- [Given instruction]
Reproduce the full listing that appears beneath this instruction exactly.

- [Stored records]
——————————

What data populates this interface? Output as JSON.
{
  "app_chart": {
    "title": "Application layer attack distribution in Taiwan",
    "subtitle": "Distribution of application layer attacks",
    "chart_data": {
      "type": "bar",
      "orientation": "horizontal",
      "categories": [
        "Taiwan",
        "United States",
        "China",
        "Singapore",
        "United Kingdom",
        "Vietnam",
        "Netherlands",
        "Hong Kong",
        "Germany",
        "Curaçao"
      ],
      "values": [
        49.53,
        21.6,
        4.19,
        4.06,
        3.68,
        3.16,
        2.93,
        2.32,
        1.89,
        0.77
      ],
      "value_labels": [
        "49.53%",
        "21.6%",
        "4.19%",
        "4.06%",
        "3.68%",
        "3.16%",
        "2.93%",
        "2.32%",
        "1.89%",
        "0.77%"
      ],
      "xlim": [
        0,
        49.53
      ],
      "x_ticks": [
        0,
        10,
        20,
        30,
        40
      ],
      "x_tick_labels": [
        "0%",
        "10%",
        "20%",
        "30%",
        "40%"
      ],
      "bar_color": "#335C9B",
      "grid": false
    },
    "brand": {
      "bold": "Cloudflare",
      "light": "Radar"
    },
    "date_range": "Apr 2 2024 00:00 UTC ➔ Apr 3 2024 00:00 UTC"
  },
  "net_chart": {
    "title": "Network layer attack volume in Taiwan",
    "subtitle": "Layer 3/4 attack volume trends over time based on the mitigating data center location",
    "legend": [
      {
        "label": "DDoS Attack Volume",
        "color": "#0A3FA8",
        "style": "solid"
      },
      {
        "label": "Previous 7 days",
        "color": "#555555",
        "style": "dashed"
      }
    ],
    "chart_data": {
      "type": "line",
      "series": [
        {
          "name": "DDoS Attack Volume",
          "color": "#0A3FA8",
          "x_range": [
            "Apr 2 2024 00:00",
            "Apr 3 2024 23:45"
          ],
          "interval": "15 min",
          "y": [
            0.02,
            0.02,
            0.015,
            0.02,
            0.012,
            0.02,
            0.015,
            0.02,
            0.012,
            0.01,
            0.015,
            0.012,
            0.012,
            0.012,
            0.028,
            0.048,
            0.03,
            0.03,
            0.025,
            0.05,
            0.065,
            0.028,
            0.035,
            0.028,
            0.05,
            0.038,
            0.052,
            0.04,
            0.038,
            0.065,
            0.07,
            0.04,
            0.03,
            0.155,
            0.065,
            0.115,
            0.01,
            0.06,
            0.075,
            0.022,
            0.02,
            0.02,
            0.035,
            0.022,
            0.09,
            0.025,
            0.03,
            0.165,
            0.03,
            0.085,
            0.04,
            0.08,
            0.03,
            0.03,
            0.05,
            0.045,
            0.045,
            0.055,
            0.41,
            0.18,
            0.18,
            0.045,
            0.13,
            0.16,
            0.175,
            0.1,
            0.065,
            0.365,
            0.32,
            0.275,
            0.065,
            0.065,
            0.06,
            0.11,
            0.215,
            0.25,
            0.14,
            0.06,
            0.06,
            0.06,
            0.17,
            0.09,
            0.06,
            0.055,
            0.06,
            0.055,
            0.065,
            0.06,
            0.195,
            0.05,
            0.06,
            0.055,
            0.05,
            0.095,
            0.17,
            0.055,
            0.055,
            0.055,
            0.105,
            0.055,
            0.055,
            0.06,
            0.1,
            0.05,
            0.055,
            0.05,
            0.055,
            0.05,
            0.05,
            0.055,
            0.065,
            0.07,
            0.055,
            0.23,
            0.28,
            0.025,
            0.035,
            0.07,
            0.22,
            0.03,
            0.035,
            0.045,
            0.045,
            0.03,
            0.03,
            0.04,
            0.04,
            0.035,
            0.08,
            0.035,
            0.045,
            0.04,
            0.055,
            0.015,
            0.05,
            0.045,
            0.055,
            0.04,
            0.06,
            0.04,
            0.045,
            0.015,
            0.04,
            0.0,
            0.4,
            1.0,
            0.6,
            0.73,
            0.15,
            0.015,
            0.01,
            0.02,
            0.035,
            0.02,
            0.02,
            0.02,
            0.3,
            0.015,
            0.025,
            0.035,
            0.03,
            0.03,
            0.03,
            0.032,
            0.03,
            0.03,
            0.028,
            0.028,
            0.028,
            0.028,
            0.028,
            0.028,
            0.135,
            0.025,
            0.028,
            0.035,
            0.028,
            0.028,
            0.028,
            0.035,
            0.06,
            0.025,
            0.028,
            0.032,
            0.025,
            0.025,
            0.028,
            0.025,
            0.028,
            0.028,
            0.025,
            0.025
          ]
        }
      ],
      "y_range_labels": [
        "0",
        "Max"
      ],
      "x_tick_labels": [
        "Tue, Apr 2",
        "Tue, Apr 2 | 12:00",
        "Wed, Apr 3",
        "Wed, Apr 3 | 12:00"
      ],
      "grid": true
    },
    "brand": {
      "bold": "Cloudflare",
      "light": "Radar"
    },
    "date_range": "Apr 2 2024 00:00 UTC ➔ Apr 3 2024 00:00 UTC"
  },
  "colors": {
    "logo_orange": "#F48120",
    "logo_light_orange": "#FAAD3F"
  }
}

——————————

- [Worked answer]
What data populates this interface? Output as JSON.
{
  "app_chart": {
    "title": "Application layer attack distribution in Taiwan",
    "subtitle": "Distribution of application layer attacks",
    "chart_data": {
      "type": "bar",
      "orientation": "horizontal",
      "categories": [
        "Taiwan",
        "United States",
        "China",
        "Singapore",
        "United Kingdom",
        "Vietnam",
        "Netherlands",
        "Hong Kong",
        "Germany",
        "Curaçao"
      ],
      "values": [
        49.53,
        21.6,
        4.19,
        4.06,
        3.68,
        3.16,
        2.93,
        2.32,
        1.89,
        0.77
      ],
      "value_labels": [
        "49.53%",
        "21.6%",
        "4.19%",
        "4.06%",
        "3.68%",
        "3.16%",
        "2.93%",
        "2.32%",
        "1.89%",
        "0.77%"
      ],
      "xlim": [
        0,
        49.53
      ],
      "x_ticks": [
        0,
        10,
        20,
        30,
        40
      ],
      "x_tick_labels": [
        "0%",
        "10%",
        "20%",
        "30%",
        "40%"
      ],
      "bar_color": "#335C9B",
      "grid": false
    },
    "brand": {
      "bold": "Cloudflare",
      "light": "Radar"
    },
    "date_range": "Apr 2 2024 00:00 UTC ➔ Apr 3 2024 00:00 UTC"
  },
  "net_chart": {
    "title": "Network layer attack volume in Taiwan",
    "subtitle": "Layer 3/4 attack volume trends over time based on the mitigating data center location",
    "legend": [
      {
        "label": "DDoS Attack Volume",
        "color": "#0A3FA8",
        "style": "solid"
      },
      {
        "label": "Previous 7 days",
        "color": "#555555",
        "style": "dashed"
      }
    ],
    "chart_data": {
      "type": "line",
      "series": [
        {
          "name": "DDoS Attack Volume",
          "color": "#0A3FA8",
          "x_range": [
            "Apr 2 2024 00:00",
            "Apr 3 2024 23:45"
          ],
          "interval": "15 min",
          "y": [
            0.02,
            0.02,
            0.015,
            0.02,
            0.012,
            0.02,
            0.015,
            0.02,
            0.012,
            0.01,
            0.015,
            0.012,
            0.012,
            0.012,
            0.028,
            0.048,
            0.03,
            0.03,
            0.025,
            0.05,
            0.065,
            0.028,
            0.035,
            0.028,
            0.05,
            0.038,
            0.052,
            0.04,
            0.038,
            0.065,
            0.07,
            0.04,
            0.03,
            0.155,
            0.065,
            0.115,
            0.01,
            0.06,
            0.075,
            0.022,
            0.02,
            0.02,
            0.035,
            0.022,
            0.09,
            0.025,
            0.03,
            0.165,
            0.03,
            0.085,
            0.04,
            0.08,
            0.03,
            0.03,
            0.05,
            0.045,
            0.045,
            0.055,
            0.41,
            0.18,
            0.18,
            0.045,
            0.13,
            0.16,
            0.175,
            0.1,
            0.065,
            0.365,
            0.32,
            0.275,
            0.065,
            0.065,
            0.06,
            0.11,
            0.215,
            0.25,
            0.14,
            0.06,
            0.06,
            0.06,
            0.17,
            0.09,
            0.06,
            0.055,
            0.06,
            0.055,
            0.065,
            0.06,
            0.195,
            0.05,
            0.06,
            0.055,
            0.05,
            0.095,
            0.17,
            0.055,
            0.055,
            0.055,
            0.105,
            0.055,
            0.055,
            0.06,
            0.1,
            0.05,
            0.055,
            0.05,
            0.055,
            0.05,
            0.05,
            0.055,
            0.065,
            0.07,
            0.055,
            0.23,
            0.28,
            0.025,
            0.035,
            0.07,
            0.22,
            0.03,
            0.035,
            0.045,
            0.045,
            0.03,
            0.03,
            0.04,
            0.04,
            0.035,
            0.08,
            0.035,
            0.045,
            0.04,
            0.055,
            0.015,
            0.05,
            0.045,
            0.055,
            0.04,
            0.06,
            0.04,
            0.045,
            0.015,
            0.04,
            0.0,
            0.4,
            1.0,
            0.6,
            0.73,
            0.15,
            0.015,
            0.01,
            0.02,
            0.035,
            0.02,
            0.02,
            0.02,
            0.3,
            0.015,
            0.025,
            0.035,
            0.03,
            0.03,
            0.03,
            0.032,
            0.03,
            0.03,
            0.028,
            0.028,
            0.028,
            0.028,
            0.028,
            0.028,
            0.135,
            0.025,
            0.028,
            0.035,
            0.028,
            0.028,
            0.028,
            0.035,
            0.06,
            0.025,
            0.028,
            0.032,
            0.025,
            0.025,
            0.028,
            0.025,
            0.028,
            0.028,
            0.025,
            0.025
          ]
        }
      ],
      "y_range_labels": [
        "0",
        "Max"
      ],
      "x_tick_labels": [
        "Tue, Apr 2",
        "Tue, Apr 2 | 12:00",
        "Wed, Apr 3",
        "Wed, Apr 3 | 12:00"
      ],
      "grid": true
    },
    "brand": {
      "bold": "Cloudflare",
      "light": "Radar"
    },
    "date_range": "Apr 2 2024 00:00 UTC ➔ Apr 3 2024 00:00 UTC"
  },
  "colors": {
    "logo_orange": "#F48120",
    "logo_light_orange": "#FAAD3F"
  }
}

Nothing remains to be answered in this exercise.